▶ [WHAT IS BEING ASKED] Filter the records below, keeping only the lines that contain the word "Ruthy" and copying each one unchanged.

▶ [PROVIDED DATA]
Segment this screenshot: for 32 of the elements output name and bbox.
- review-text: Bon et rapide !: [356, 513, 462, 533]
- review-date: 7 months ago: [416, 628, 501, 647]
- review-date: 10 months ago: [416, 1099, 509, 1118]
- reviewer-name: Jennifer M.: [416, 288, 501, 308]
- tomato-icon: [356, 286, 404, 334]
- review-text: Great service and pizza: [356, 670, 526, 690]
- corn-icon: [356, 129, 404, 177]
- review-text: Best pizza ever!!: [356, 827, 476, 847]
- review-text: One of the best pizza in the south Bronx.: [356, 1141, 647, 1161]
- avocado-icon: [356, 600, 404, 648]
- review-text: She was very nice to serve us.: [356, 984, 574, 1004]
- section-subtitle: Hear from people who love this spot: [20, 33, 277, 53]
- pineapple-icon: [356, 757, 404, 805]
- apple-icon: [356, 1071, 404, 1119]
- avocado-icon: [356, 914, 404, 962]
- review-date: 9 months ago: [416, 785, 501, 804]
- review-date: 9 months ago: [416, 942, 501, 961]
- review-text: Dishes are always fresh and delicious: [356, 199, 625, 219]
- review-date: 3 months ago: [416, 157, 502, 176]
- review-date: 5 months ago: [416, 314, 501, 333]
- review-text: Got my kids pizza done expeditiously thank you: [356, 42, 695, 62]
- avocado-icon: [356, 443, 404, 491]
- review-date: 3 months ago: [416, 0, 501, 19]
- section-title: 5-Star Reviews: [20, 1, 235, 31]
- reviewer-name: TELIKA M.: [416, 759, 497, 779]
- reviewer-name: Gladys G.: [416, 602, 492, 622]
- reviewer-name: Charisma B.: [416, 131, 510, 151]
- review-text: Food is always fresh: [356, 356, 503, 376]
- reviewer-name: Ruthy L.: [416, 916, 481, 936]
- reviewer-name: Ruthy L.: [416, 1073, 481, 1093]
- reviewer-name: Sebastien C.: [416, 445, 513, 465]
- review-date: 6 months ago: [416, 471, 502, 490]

▶ [EXPECTED ANSWER]
- reviewer-name: Ruthy L.: [416, 916, 481, 936]
- reviewer-name: Ruthy L.: [416, 1073, 481, 1093]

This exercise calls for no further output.